#### [Challenge]
Below are records to repeat exactly. Omit the pictures from the copy.

(Extracts from a graphics dataset)
========

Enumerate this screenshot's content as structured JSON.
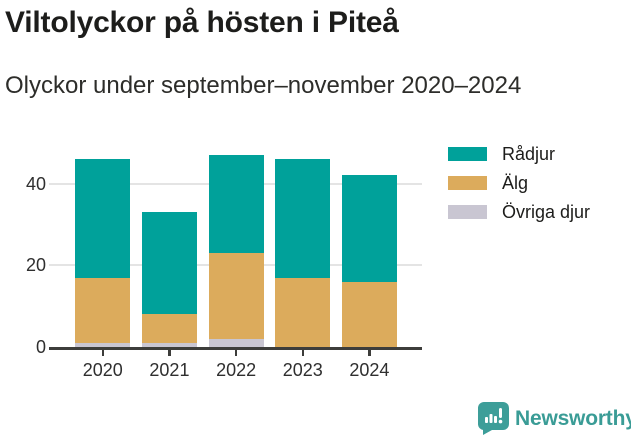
{
  "header": {
    "title": "Viltolyckor på hösten i Piteå",
    "subtitle": "Olyckor under september–november 2020–2024"
  },
  "chart_data": {
    "type": "bar",
    "stacked": true,
    "title": "Viltolyckor på hösten i Piteå",
    "subtitle": "Olyckor under september–november 2020–2024",
    "categories": [
      "2020",
      "2021",
      "2022",
      "2023",
      "2024"
    ],
    "series": [
      {
        "name": "Rådjur",
        "color": "#00a19a",
        "values": [
          29,
          25,
          24,
          29,
          26
        ]
      },
      {
        "name": "Älg",
        "color": "#dcab5c",
        "values": [
          16,
          7,
          21,
          17,
          16
        ]
      },
      {
        "name": "Övriga djur",
        "color": "#c9c6d2",
        "values": [
          1,
          1,
          2,
          0,
          0
        ]
      }
    ],
    "stack_order_bottom_to_top": [
      "Övriga djur",
      "Älg",
      "Rådjur"
    ],
    "totals": [
      46,
      33,
      47,
      46,
      42
    ],
    "xlabel": "",
    "ylabel": "",
    "y_ticks": [
      0,
      20,
      40
    ],
    "ylim": [
      0,
      48
    ],
    "grid": "horizontal-light",
    "legend_position": "right",
    "colors": {
      "axis": "#3d3d3b",
      "gridline": "#e4e4e4",
      "tick_label": "#2f2f2f"
    }
  },
  "footer": {
    "brand": "Newsworthy",
    "brand_color": "#3a9c96",
    "logo_icon": "bar-chart-speech-bubble-icon"
  }
}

========

#### [Result of this task]
Enumerate this screenshot's content as structured JSON.
{
  "header": {
    "title": "Viltolyckor på hösten i Piteå",
    "subtitle": "Olyckor under september–november 2020–2024"
  },
  "chart_data": {
    "type": "bar",
    "stacked": true,
    "title": "Viltolyckor på hösten i Piteå",
    "subtitle": "Olyckor under september–november 2020–2024",
    "categories": [
      "2020",
      "2021",
      "2022",
      "2023",
      "2024"
    ],
    "series": [
      {
        "name": "Rådjur",
        "color": "#00a19a",
        "values": [
          29,
          25,
          24,
          29,
          26
        ]
      },
      {
        "name": "Älg",
        "color": "#dcab5c",
        "values": [
          16,
          7,
          21,
          17,
          16
        ]
      },
      {
        "name": "Övriga djur",
        "color": "#c9c6d2",
        "values": [
          1,
          1,
          2,
          0,
          0
        ]
      }
    ],
    "stack_order_bottom_to_top": [
      "Övriga djur",
      "Älg",
      "Rådjur"
    ],
    "totals": [
      46,
      33,
      47,
      46,
      42
    ],
    "xlabel": "",
    "ylabel": "",
    "y_ticks": [
      0,
      20,
      40
    ],
    "ylim": [
      0,
      48
    ],
    "grid": "horizontal-light",
    "legend_position": "right",
    "colors": {
      "axis": "#3d3d3b",
      "gridline": "#e4e4e4",
      "tick_label": "#2f2f2f"
    }
  },
  "footer": {
    "brand": "Newsworthy",
    "brand_color": "#3a9c96",
    "logo_icon": "bar-chart-speech-bubble-icon"
  }
}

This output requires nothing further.